**EJERCICIOS PROPUESTOS**:
[a] Responde con los datos del texto de lectura:
(i) ¿De qué fue blanco el compromiso revolucionario de las mujeres citadas por parte del decoroso filisteísmo alemán?
(ii) ¿Qué intentó justificar la falsificación de la historia atribuida a ciertos socialdemócratas?
(iii) ¿De qué clases procedían en gran parte las revolucionarias rusas?
[b] Según el texto de lectura, ¿qué hicieron ciertos socialdemócratas con las protagonistas del cuarenta y ocho alemán y con qué fin? Explícalo en una a tres oraciones.

**TEXTO DE LECTURA**:
+-------+
En resumen, parece que el compromiso revolucionario de las mujeres citadas haya sido más blanco de indignación moral y de pública burla por parte del decoroso filisteísmo alemán que no objeto de una seria consideración por parte de los contrarrevolucionarios. Opuestamente a las combatientes de la revolución francesa, sus seguidoras alemanas no se distinguieron por una acción autónoma y decidida al frente de las masas femeninas ansiosas de justicia y de libertad; no arrastraron masas populares dotadas de una común voluntad política. Y además: la falsificación de la historia por obra y gracia de ciertos socialdemócratas, ha intentado justificar la coalición del gobierno de los reformistas con la burguesía y, en particular, presentar a las mujeres proletarias como entusiastas partidarias de esta alianza, evocando al mismo tiempo, con baja especulación sentimental, las sombras de las protagonistas del cuarenta y ocho alemán, adscribiendo a su mérito el hecho de que pertenecieran a las clases poseedoras y cultas y mostrando su ligamen con los sufrimientos del pueblo como pura y simple simpatía y no como solidaridad de clase. Por el contrario, sería oportuno señalar por ejemplo el heroísmo de las combatientes de la Comuna parisina, heroísmo que se manifiesta de una manera tan sencilla, simple y, por decirlo así, natural, como sólo pueden serlo las cosas importantes. Y otro ejemplo más: las revolucionarias rusas que «andaban» tras las masas populares como propagandistas, luchando como terroristas frente a frente contra el zarismo ruso, arriesgándose a terminar en Siberia o en la horca, procedían en gran parte de la aristocracia y de la burguesía; la historiografía del feminismo no ha trenzado para ellas ninguna corona de laurel.
+-------+
**DATOS PROPORCIONADOS**:
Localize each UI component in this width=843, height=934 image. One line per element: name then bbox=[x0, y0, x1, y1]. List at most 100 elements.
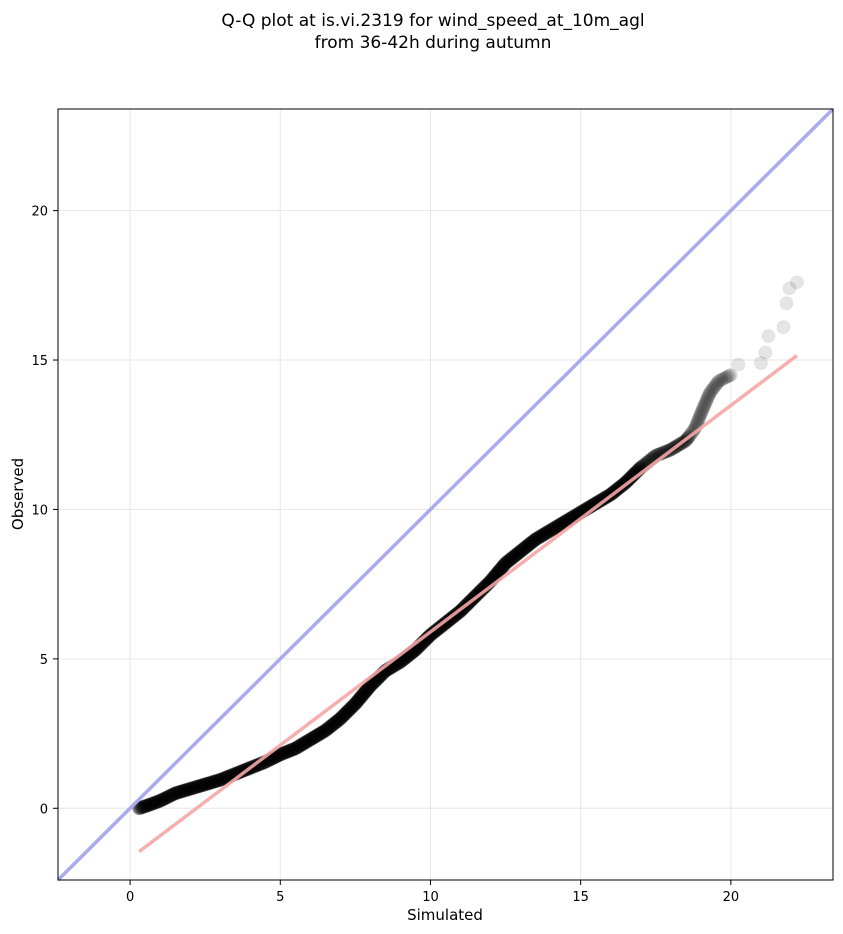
+-------+
**SOLUCIONES DE EJERCICIOS**:
[a]
(i) De indignación moral y de pública burla.
(ii) La coalición del gobierno de los reformistas con la burguesía.
(iii) De la aristocracia y de la burguesía.

[b] Evocaron sus sombras con baja especulación sentimental, les atribuyeron como mérito pertenecer a las clases poseedoras y cultas y presentaron su vínculo con los sufrimientos del pueblo como pura y simple simpatía, no como solidaridad de clase. Con ello buscaban justificar la coalición del gobierno de los reformistas con la burguesía y presentar a las mujeres proletarias como entusiastas partidarias de esa alianza.